> [Task requirements] Output the material beneath this task exactly, images excluded.

Saved data entries:
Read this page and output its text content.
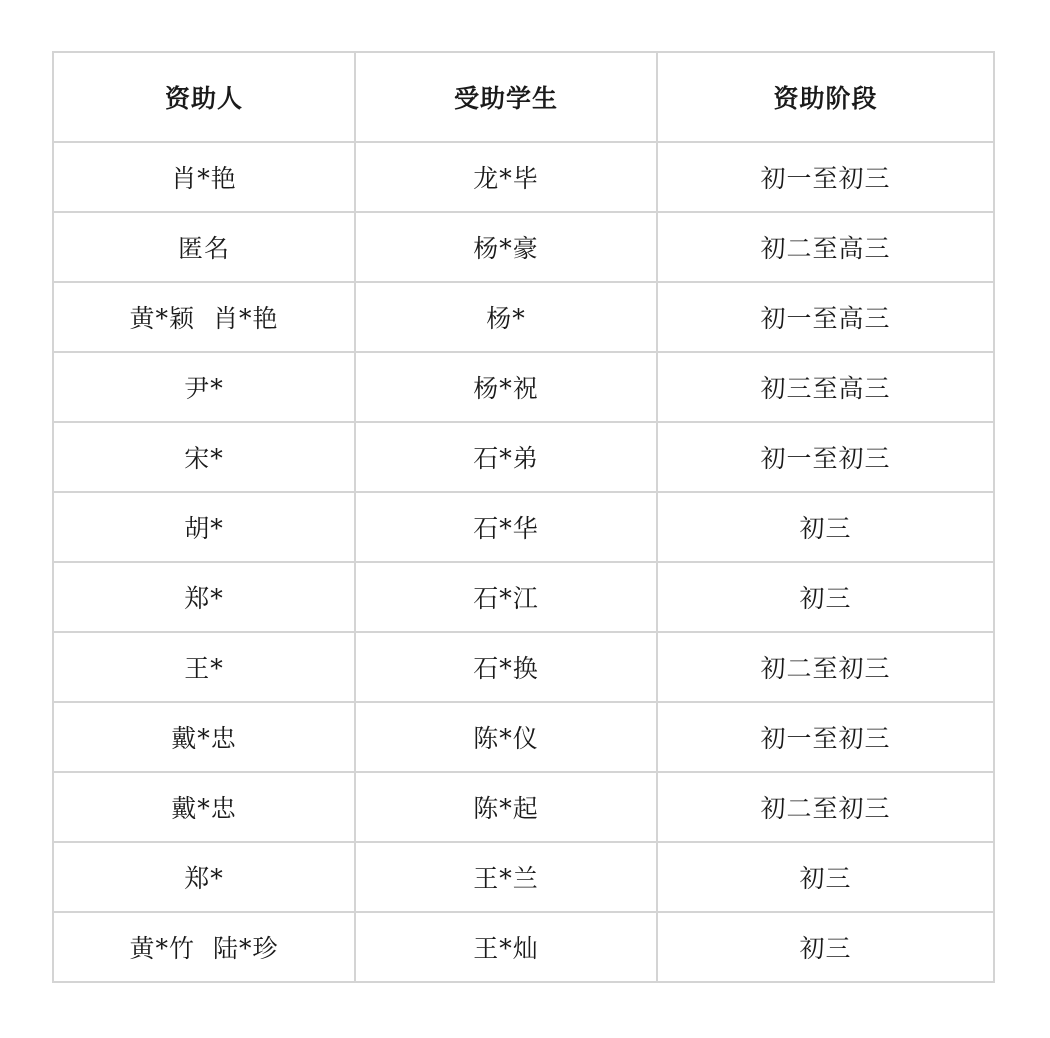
资助人	受助学生	资助阶段
肖*艳	龙*毕	初一至初三
匿名	杨*豪	初二至高三
黄*颖  肖*艳	杨*	初一至高三
尹*	杨*祝	初三至高三
宋*	石*弟	初一至初三
胡*	石*华	初三
郑*	石*江	初三
王*	石*换	初二至初三
戴*忠	陈*仪	初一至初三
戴*忠	陈*起	初二至初三
郑*	王*兰	初三
黄*竹  陆*珍	王*灿	初三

> [Expected output]
Read this page and output its text content.
资助人	受助学生	资助阶段
肖*艳	龙*毕	初一至初三
匿名	杨*豪	初二至高三
黄*颖  肖*艳	杨*	初一至高三
尹*	杨*祝	初三至高三
宋*	石*弟	初一至初三
胡*	石*华	初三
郑*	石*江	初三
王*	石*换	初二至初三
戴*忠	陈*仪	初一至初三
戴*忠	陈*起	初二至初三
郑*	王*兰	初三
黄*竹  陆*珍	王*灿	初三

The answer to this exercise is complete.